=== Records for this task ===

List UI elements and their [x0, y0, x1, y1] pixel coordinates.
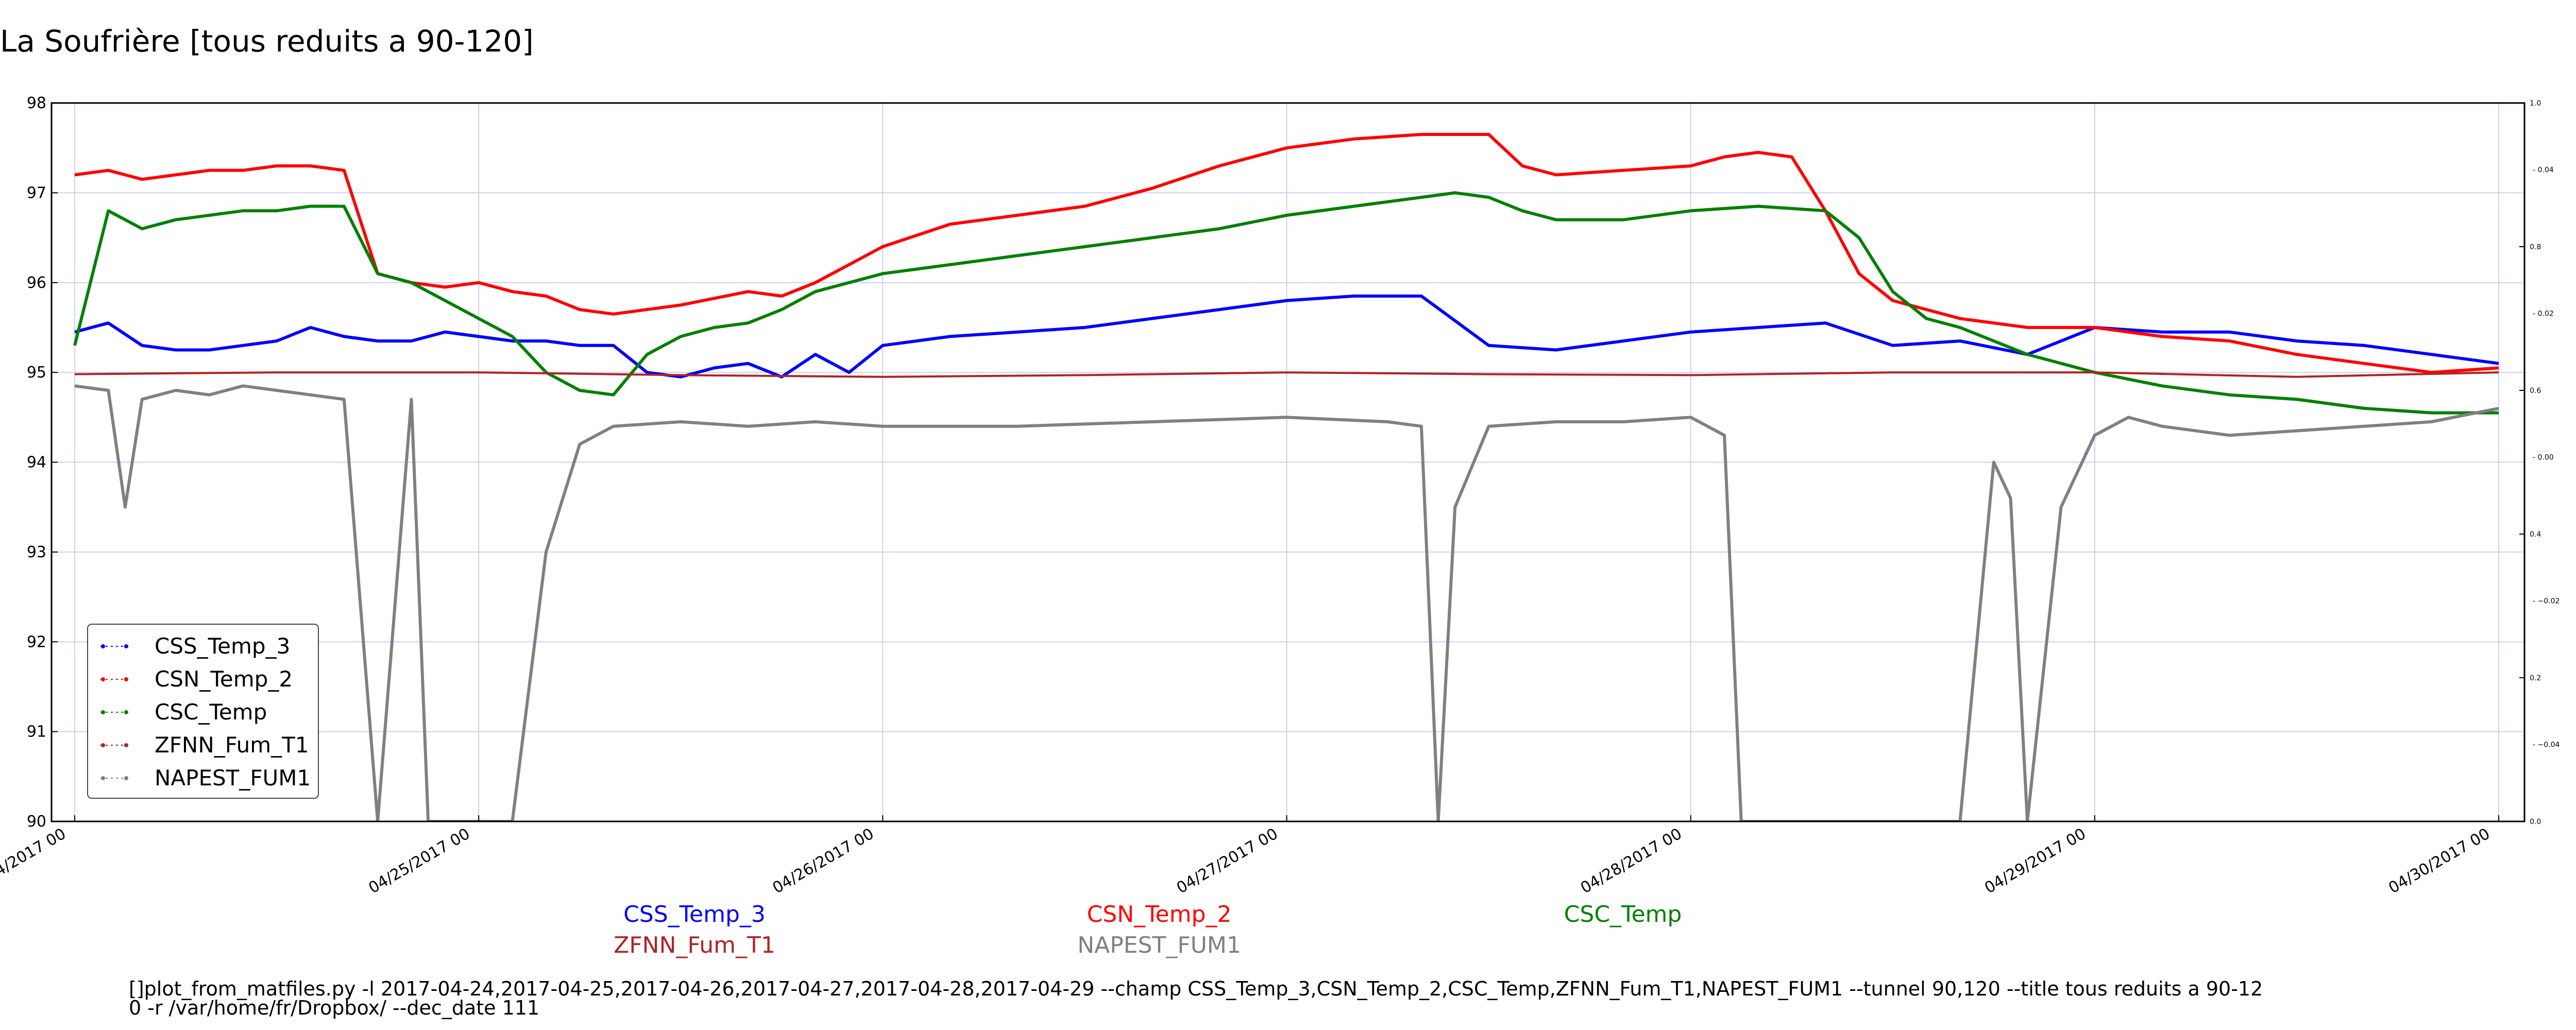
series-name-labels: CSS_Temp_3 CSN_Temp_2 CSC_Temp ZFNN_Fum_T1 N… — [614, 901, 1682, 958]
legend-box — [87, 624, 319, 799]
series-name-label: NAPEST_FUM1 — [1077, 932, 1241, 958]
y2-tick-label: 0.8 — [2530, 243, 2541, 251]
y2-axis-ticks: 0.0 0.2 0.4 0.6 0.8 1.0 - −0.04 - −0.02 - 0.00 - … — [2519, 99, 2560, 826]
y2-tick-label: 0.6 — [2530, 387, 2541, 395]
y2-tick-label: 1.0 — [2530, 99, 2541, 108]
y-tick-label: 95 — [27, 364, 46, 382]
x-tick-label: 04/25/2017 00 — [366, 825, 473, 898]
series-line-css-temp-3 — [74, 294, 2499, 379]
series-line-napest-fum1 — [74, 384, 2499, 821]
legend-marker — [101, 644, 105, 648]
legend-label: ZFNN_Fum_T1 — [155, 732, 309, 758]
y2-tick-label: 0.0 — [2530, 818, 2541, 826]
footer-command-line-1: []plot_from_matfiles.py -l 2017-04-24,20… — [129, 977, 2263, 1000]
y2b-tick-label: - 0.04 — [2533, 166, 2554, 175]
legend: CSS_Temp_3 CSN_Temp_2 CSC_Temp ZFNN_Fum_T1 N… — [87, 624, 319, 799]
series-line-zfnn-fum-t1 — [74, 371, 2499, 378]
y2b-tick-label: - −0.04 — [2533, 741, 2560, 749]
legend-marker — [101, 776, 105, 780]
legend-marker — [124, 644, 128, 648]
x-tick-label: 04/28/2017 00 — [1578, 825, 1685, 898]
series-name-label: CSN_Temp_2 — [1087, 901, 1232, 928]
series-name-label: CSS_Temp_3 — [623, 901, 766, 928]
series-lines — [73, 133, 2499, 821]
y2b-tick-label: - −0.02 — [2533, 597, 2560, 606]
footer-command-line-2: 0 -r /var/home/fr/Dropbox/ --dec_date 11… — [129, 997, 539, 1019]
series-name-label: CSC_Temp — [1564, 901, 1682, 928]
y2-tick-label: 0.2 — [2530, 674, 2541, 682]
y-axis-ticks: 90 91 92 93 94 95 96 97 98 — [27, 94, 58, 831]
series-line-csn-temp-2 — [74, 133, 2499, 374]
legend-label: CSC_Temp — [155, 699, 267, 725]
y-tick-label: 93 — [27, 543, 46, 561]
x-tick-label: 04/29/2017 00 — [1981, 825, 2089, 898]
y2-tick-label: 0.4 — [2530, 530, 2541, 539]
x-tick-label: 04/30/2017 00 — [2385, 825, 2493, 898]
legend-marker — [124, 776, 128, 780]
y-tick-label: 90 — [27, 813, 46, 831]
y-tick-label: 91 — [27, 723, 46, 741]
chart-title: La Soufrière [tous reduits a 90-120] — [0, 24, 534, 59]
x-tick-label: 04/27/2017 00 — [1174, 825, 1281, 898]
legend-marker — [124, 743, 128, 747]
y-tick-label: 92 — [27, 633, 46, 651]
y-tick-label: 98 — [27, 94, 46, 112]
y-tick-label: 97 — [27, 184, 46, 202]
legend-label: CSS_Temp_3 — [155, 633, 290, 659]
x-tick-label: 04/26/2017 00 — [770, 825, 877, 898]
x-tick-label: 04/24/2017 00 — [0, 825, 69, 898]
legend-marker — [101, 743, 105, 747]
legend-label: CSN_Temp_2 — [155, 666, 293, 692]
y-tick-label: 94 — [27, 454, 46, 472]
series-line-csc-temp — [73, 191, 2499, 415]
legend-marker — [101, 710, 105, 714]
y2b-tick-label: - 0.02 — [2533, 310, 2554, 318]
legend-marker — [101, 677, 105, 681]
legend-label: NAPEST_FUM1 — [155, 765, 311, 791]
series-name-label: ZFNN_Fum_T1 — [614, 932, 775, 958]
x-axis-ticks: 04/24/2017 00 04/25/2017 00 04/26/2017 00 0… — [0, 815, 2499, 897]
legend-marker — [124, 710, 128, 714]
legend-marker — [124, 677, 128, 681]
y-tick-label: 96 — [27, 274, 46, 292]
y2b-tick-label: - 0.00 — [2533, 454, 2554, 462]
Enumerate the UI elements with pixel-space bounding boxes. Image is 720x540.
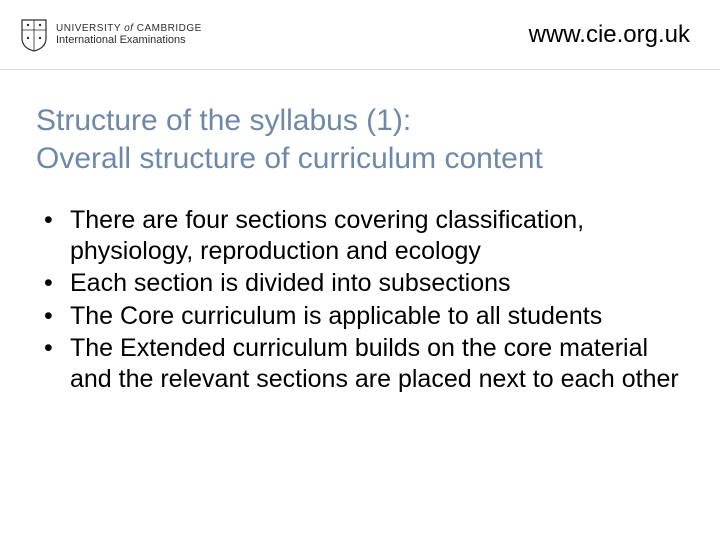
slide-content: Structure of the syllabus (1): Overall s… (0, 70, 720, 394)
cambridge-crest-icon (20, 18, 48, 52)
logo-block: UNIVERSITY of CAMBRIDGE International Ex… (20, 18, 202, 52)
bullet-list: There are four sections covering classif… (36, 205, 684, 394)
slide-header: UNIVERSITY of CAMBRIDGE International Ex… (0, 0, 720, 70)
logo-cambridge: CAMBRIDGE (137, 23, 202, 34)
logo-text: UNIVERSITY of CAMBRIDGE International Ex… (56, 23, 202, 46)
list-item: Each section is divided into subsections (36, 268, 684, 299)
title-line2: Overall structure of curriculum content (36, 142, 543, 175)
list-item: The Extended curriculum builds on the co… (36, 333, 684, 394)
logo-line1: UNIVERSITY of CAMBRIDGE (56, 23, 202, 34)
title-line1: Structure of the syllabus (1): (36, 104, 411, 137)
logo-of: of (124, 23, 133, 34)
list-item: There are four sections covering classif… (36, 205, 684, 266)
logo-line2: International Examinations (56, 34, 202, 46)
header-url: www.cie.org.uk (529, 21, 690, 49)
slide-title: Structure of the syllabus (1): Overall s… (36, 102, 684, 177)
list-item: The Core curriculum is applicable to all… (36, 301, 684, 332)
logo-university: UNIVERSITY (56, 23, 121, 34)
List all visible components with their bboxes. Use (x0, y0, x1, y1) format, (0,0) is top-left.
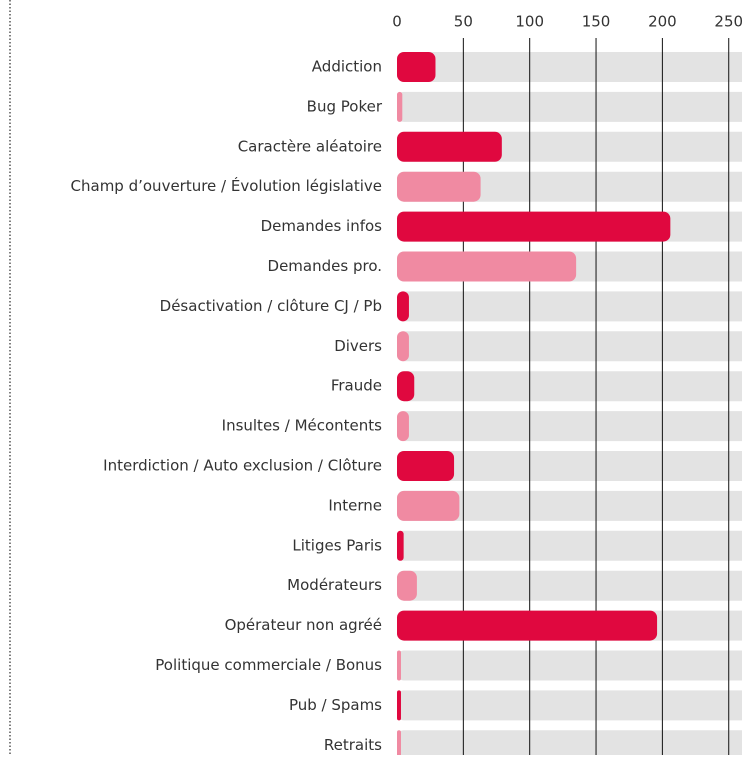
y-tick-label: Divers (334, 337, 382, 355)
x-tick-label: 250 (714, 13, 742, 31)
y-tick-label: Modérateurs (287, 576, 382, 594)
y-tick-label: Pub / Spams (289, 696, 382, 714)
y-tick-label: Champ d’ouverture / Évolution législativ… (71, 176, 382, 195)
bar (397, 211, 671, 242)
y-tick-label: Caractère aléatoire (238, 137, 382, 155)
bar (397, 690, 401, 721)
bar-track (397, 451, 742, 481)
bar (397, 451, 455, 481)
y-tick-label: Interdiction / Auto exclusion / Clôture (103, 457, 382, 475)
y-tick-label: Fraude (331, 377, 382, 395)
bar (397, 650, 401, 681)
bar (397, 131, 502, 162)
y-tick-label: Opérateur non agréé (225, 616, 382, 634)
bar-track (397, 371, 742, 402)
bar (397, 530, 404, 561)
bar-track (397, 650, 742, 681)
bar (397, 730, 401, 759)
bar (397, 171, 481, 202)
bar-track (397, 52, 742, 82)
y-tick-label: Litiges Paris (292, 536, 382, 554)
bar (397, 570, 417, 601)
bar (397, 52, 436, 82)
bar-track (397, 530, 742, 561)
bar (397, 331, 409, 362)
bar-track (397, 690, 742, 721)
y-tick-label: Désactivation / clôture CJ / Pb (160, 297, 382, 315)
bar-track (397, 570, 742, 601)
y-tick-label: Interne (328, 496, 382, 514)
bar (397, 610, 658, 641)
bar (397, 411, 409, 442)
y-tick-label: Retraits (324, 736, 382, 754)
bar-track (397, 411, 742, 442)
y-tick-label: Politique commerciale / Bonus (155, 656, 382, 674)
x-tick-label: 0 (392, 13, 402, 31)
bar (397, 371, 415, 402)
x-tick-label: 50 (454, 13, 473, 31)
bar-track (397, 171, 742, 202)
y-tick-label: Insultes / Mécontents (222, 417, 383, 435)
x-tick-label: 100 (515, 13, 544, 31)
y-tick-label: Addiction (312, 58, 382, 76)
bar-track (397, 730, 742, 759)
bar (397, 251, 577, 282)
bar-track (397, 291, 742, 322)
y-tick-label: Bug Poker (307, 97, 383, 115)
y-tick-label: Demandes infos (261, 217, 383, 235)
bar (397, 291, 409, 322)
bar (397, 490, 460, 521)
bar (397, 91, 403, 122)
x-tick-label: 150 (582, 13, 611, 31)
bar-track (397, 331, 742, 362)
x-tick-label: 200 (648, 13, 677, 31)
y-tick-label: Demandes pro. (268, 257, 382, 275)
bar-track (397, 490, 742, 521)
bar-track (397, 91, 742, 122)
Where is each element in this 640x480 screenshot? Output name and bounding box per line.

===

Turn the stretch from the line containing "y-tick-label: Divers (334, 337, 382, 355)" through the end of the material into a numbered list, leaving out any blank lines.

1. y-tick-label: Divers (334, 337, 382, 355)
2. x-tick-label: 250 (714, 13, 742, 31)
3. y-tick-label: Modérateurs (287, 576, 382, 594)
4. y-tick-label: Pub / Spams (289, 696, 382, 714)
5. y-tick-label: Champ d’ouverture / Évolution législativ… (71, 176, 382, 195)
6. bar (397, 211, 671, 242)
7. y-tick-label: Caractère aléatoire (238, 137, 382, 155)
8. bar (397, 690, 401, 721)
9. bar-track (397, 451, 742, 481)
10. bar (397, 451, 455, 481)
11. y-tick-label: Interdiction / Auto exclusion / Clôture (103, 457, 382, 475)
12. y-tick-label: Fraude (331, 377, 382, 395)
13. bar (397, 650, 401, 681)
14. bar (397, 131, 502, 162)
15. y-tick-label: Opérateur non agréé (225, 616, 382, 634)
16. bar-track (397, 371, 742, 402)
17. bar (397, 530, 404, 561)
18. bar-track (397, 650, 742, 681)
19. bar (397, 730, 401, 759)
20. bar (397, 171, 481, 202)
21. bar-track (397, 52, 742, 82)
22. y-tick-label: Litiges Paris (292, 536, 382, 554)
23. bar (397, 570, 417, 601)
24. bar (397, 52, 436, 82)
25. bar-track (397, 530, 742, 561)
26. bar (397, 331, 409, 362)
27. bar-track (397, 690, 742, 721)
28. y-tick-label: Désactivation / clôture CJ / Pb (160, 297, 382, 315)
29. bar-track (397, 570, 742, 601)
30. y-tick-label: Interne (328, 496, 382, 514)
31. bar (397, 610, 658, 641)
32. bar (397, 411, 409, 442)
33. y-tick-label: Retraits (324, 736, 382, 754)
34. bar-track (397, 411, 742, 442)
35. y-tick-label: Politique commerciale / Bonus (155, 656, 382, 674)
36. x-tick-label: 0 (392, 13, 402, 31)
37. bar (397, 371, 415, 402)
38. x-tick-label: 50 (454, 13, 473, 31)
39. bar-track (397, 171, 742, 202)
40. y-tick-label: Insultes / Mécontents (222, 417, 383, 435)
41. x-tick-label: 100 (515, 13, 544, 31)
42. y-tick-label: Addiction (312, 58, 382, 76)
43. bar-track (397, 730, 742, 759)
44. bar (397, 251, 577, 282)
45. bar-track (397, 291, 742, 322)
46. y-tick-label: Bug Poker (307, 97, 383, 115)
47. y-tick-label: Demandes infos (261, 217, 383, 235)
48. bar (397, 291, 409, 322)
49. bar (397, 490, 460, 521)
50. bar (397, 91, 403, 122)
51. x-tick-label: 150 (582, 13, 611, 31)
52. bar-track (397, 331, 742, 362)
53. x-tick-label: 200 (648, 13, 677, 31)
54. y-tick-label: Demandes pro. (268, 257, 382, 275)
55. bar-track (397, 490, 742, 521)
56. bar-track (397, 91, 742, 122)
57. Where is each element in this 640x480 screenshot? Output name and bounding box per line.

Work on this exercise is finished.